Excerpted records.
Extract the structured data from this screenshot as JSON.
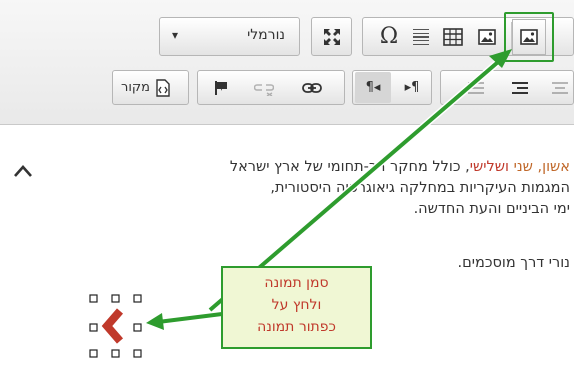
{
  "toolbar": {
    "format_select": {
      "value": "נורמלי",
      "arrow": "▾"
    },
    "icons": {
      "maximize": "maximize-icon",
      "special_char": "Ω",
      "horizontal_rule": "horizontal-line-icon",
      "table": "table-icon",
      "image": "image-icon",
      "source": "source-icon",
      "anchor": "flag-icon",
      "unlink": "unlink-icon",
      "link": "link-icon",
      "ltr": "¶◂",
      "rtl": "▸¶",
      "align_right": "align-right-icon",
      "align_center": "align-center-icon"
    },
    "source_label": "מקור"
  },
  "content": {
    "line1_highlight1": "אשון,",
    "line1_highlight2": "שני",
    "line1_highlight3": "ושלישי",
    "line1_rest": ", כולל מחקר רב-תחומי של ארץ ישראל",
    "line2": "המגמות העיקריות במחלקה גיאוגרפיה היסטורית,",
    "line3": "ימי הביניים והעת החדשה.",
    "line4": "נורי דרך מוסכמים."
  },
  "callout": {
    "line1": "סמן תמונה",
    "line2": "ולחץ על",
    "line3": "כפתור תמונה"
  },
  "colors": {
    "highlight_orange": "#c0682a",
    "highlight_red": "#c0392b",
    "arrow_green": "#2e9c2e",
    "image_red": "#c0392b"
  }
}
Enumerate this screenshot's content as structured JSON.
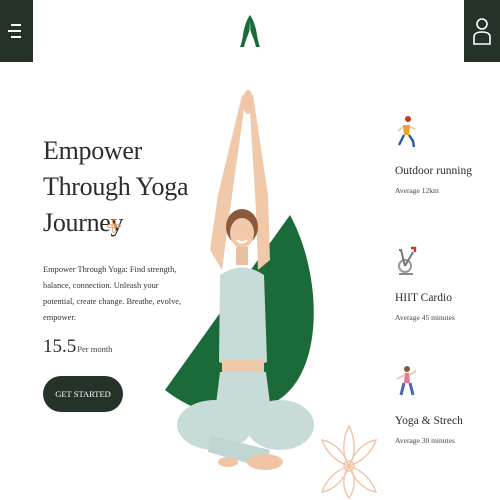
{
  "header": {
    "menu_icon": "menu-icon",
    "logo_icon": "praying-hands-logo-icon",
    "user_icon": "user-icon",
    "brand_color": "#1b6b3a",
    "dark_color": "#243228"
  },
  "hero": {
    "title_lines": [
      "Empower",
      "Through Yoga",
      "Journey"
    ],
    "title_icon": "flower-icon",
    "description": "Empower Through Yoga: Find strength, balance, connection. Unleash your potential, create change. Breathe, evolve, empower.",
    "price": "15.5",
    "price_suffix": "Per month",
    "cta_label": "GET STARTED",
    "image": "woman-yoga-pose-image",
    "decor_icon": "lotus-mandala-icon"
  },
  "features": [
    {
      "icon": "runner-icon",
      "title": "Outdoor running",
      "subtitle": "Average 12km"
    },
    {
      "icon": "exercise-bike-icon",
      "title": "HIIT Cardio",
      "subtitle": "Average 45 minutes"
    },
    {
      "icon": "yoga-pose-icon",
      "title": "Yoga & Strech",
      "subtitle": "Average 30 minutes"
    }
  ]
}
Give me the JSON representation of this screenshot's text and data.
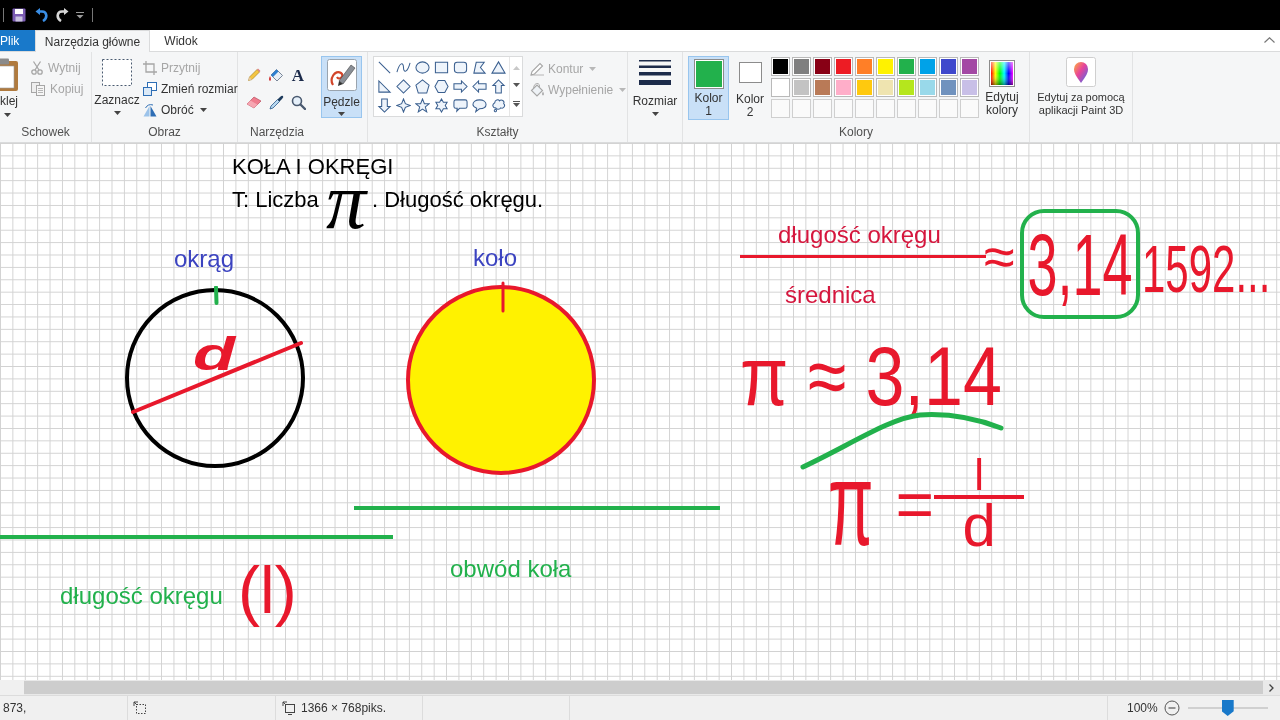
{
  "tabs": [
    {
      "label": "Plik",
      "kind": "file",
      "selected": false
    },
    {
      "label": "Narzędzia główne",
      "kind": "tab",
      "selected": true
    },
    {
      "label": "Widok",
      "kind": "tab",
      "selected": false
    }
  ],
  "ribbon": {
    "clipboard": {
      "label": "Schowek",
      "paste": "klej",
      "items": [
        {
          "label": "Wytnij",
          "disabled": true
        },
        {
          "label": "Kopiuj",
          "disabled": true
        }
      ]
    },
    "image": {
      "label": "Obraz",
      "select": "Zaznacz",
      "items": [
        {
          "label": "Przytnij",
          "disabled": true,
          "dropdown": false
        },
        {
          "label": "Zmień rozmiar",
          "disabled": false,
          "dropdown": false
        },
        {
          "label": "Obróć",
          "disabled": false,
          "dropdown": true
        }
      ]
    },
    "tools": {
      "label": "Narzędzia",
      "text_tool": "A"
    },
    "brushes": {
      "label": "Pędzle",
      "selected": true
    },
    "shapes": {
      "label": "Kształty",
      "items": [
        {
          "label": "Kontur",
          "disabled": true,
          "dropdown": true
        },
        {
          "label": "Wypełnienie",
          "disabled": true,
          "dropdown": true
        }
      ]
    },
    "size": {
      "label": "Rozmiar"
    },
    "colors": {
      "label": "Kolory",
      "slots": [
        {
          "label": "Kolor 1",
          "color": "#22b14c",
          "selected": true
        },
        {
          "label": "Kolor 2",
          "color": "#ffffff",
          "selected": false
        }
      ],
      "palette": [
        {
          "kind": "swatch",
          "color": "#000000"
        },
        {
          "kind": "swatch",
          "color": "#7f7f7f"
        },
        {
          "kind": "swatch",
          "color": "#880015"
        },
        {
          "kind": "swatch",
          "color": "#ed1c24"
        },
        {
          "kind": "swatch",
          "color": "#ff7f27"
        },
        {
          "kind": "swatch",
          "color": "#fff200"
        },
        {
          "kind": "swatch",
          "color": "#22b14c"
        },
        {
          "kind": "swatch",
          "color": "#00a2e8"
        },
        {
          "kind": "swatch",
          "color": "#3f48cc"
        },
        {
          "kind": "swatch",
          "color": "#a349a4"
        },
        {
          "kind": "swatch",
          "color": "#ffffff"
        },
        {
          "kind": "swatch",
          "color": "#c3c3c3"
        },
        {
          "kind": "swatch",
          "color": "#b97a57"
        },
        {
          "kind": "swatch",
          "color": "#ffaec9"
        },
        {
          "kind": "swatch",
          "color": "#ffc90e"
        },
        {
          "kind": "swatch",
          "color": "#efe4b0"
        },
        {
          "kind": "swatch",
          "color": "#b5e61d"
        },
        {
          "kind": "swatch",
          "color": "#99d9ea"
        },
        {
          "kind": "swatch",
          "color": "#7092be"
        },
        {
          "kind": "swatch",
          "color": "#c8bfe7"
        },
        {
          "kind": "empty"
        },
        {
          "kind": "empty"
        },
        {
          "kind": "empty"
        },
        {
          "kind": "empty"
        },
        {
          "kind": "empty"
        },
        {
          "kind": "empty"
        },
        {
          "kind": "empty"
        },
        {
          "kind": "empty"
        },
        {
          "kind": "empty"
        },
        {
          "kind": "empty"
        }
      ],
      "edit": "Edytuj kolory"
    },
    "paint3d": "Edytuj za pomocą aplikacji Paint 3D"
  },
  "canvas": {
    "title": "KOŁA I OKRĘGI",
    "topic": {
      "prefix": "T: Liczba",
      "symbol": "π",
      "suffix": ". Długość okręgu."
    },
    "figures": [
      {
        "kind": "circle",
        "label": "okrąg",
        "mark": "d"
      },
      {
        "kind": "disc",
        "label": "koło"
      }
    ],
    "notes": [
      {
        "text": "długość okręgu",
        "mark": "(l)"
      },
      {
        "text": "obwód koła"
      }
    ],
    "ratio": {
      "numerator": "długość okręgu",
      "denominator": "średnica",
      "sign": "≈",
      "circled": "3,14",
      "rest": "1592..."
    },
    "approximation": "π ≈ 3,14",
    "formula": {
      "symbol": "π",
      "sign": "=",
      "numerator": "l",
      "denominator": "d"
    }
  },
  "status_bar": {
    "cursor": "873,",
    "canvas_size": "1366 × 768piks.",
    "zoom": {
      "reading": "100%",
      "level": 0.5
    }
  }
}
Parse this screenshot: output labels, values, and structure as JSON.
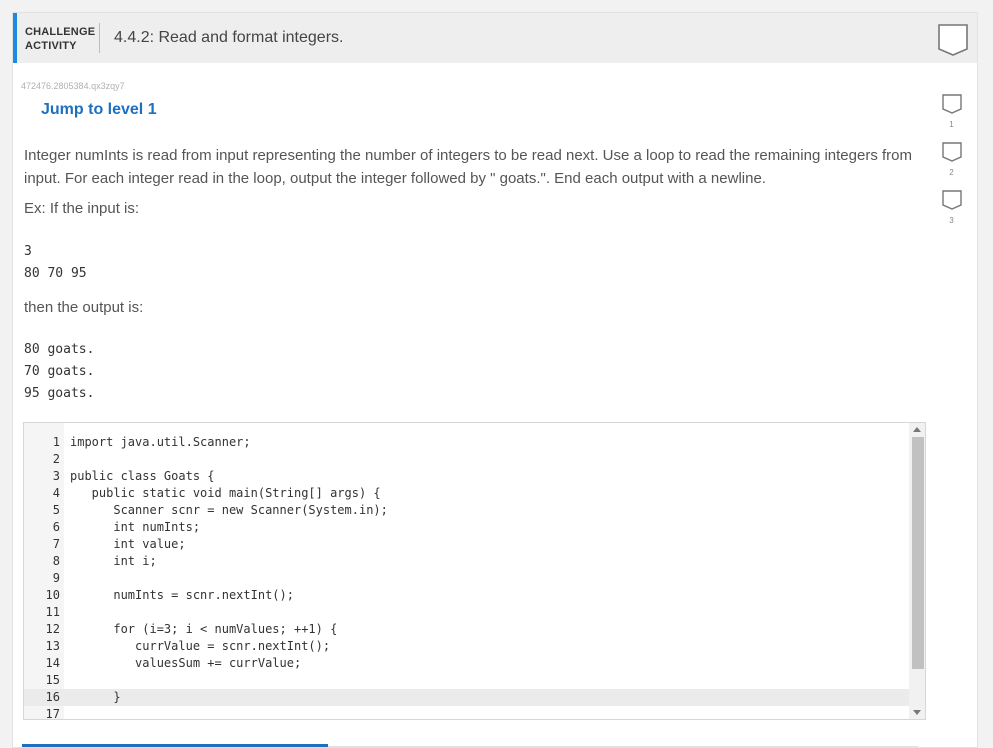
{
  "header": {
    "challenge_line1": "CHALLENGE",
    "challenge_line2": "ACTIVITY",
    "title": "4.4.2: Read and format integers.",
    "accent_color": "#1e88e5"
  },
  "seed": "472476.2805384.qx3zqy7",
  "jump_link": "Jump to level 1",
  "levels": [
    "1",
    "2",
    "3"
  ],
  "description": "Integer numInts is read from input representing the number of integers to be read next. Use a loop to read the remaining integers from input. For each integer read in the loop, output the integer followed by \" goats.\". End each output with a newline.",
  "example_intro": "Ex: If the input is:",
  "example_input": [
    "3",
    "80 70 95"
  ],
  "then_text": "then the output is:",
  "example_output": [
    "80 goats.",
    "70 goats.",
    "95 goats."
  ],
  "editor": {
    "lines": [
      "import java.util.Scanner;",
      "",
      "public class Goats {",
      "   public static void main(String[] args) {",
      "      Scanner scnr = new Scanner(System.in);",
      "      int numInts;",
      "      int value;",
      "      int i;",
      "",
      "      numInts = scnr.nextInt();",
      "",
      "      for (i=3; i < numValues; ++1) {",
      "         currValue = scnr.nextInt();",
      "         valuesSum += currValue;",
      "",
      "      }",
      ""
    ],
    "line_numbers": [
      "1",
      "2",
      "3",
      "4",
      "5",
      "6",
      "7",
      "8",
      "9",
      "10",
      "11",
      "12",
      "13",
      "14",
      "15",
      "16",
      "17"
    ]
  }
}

==

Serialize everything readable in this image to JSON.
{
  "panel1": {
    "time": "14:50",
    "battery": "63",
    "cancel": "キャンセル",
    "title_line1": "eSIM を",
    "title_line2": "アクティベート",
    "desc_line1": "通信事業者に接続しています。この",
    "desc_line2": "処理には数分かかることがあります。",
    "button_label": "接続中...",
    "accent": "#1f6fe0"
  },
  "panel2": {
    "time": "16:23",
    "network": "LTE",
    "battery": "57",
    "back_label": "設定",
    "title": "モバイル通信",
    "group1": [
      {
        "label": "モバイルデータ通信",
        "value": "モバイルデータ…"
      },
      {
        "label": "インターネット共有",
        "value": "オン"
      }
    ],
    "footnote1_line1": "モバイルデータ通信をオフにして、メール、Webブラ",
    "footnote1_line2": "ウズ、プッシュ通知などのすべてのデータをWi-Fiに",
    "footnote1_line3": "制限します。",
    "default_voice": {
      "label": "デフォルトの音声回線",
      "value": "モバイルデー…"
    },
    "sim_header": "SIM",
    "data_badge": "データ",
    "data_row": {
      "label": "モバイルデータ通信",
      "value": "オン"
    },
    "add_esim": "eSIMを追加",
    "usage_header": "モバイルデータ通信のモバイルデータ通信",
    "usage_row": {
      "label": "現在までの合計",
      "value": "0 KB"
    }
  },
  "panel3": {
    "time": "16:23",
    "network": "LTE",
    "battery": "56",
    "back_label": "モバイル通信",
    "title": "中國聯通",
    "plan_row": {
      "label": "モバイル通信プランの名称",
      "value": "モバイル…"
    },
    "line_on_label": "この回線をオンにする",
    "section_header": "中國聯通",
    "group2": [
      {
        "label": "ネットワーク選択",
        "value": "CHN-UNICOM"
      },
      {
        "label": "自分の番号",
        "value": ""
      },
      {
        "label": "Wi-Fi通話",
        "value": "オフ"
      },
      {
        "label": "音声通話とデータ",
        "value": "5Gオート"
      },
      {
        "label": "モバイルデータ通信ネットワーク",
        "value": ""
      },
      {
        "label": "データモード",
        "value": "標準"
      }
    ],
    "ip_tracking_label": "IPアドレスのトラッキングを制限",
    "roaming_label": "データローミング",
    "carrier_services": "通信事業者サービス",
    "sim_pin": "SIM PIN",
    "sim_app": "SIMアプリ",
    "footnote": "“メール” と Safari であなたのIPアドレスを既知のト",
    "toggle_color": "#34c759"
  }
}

Written task.
Using the records above, pull out each line where the word "description" occurs.

Response below.
    "description": "Empower Through Yoga: Find strength, balance, connection. Unleash your potential, create change. Breathe, evolve, empower.",
  "description": "Integer numInts is read from input representing the number of integers to be read next. Use a loop to read the remaining integers from input. For each integer read in the loop, output the integer followed by \" goats.\". End each output with a newline.",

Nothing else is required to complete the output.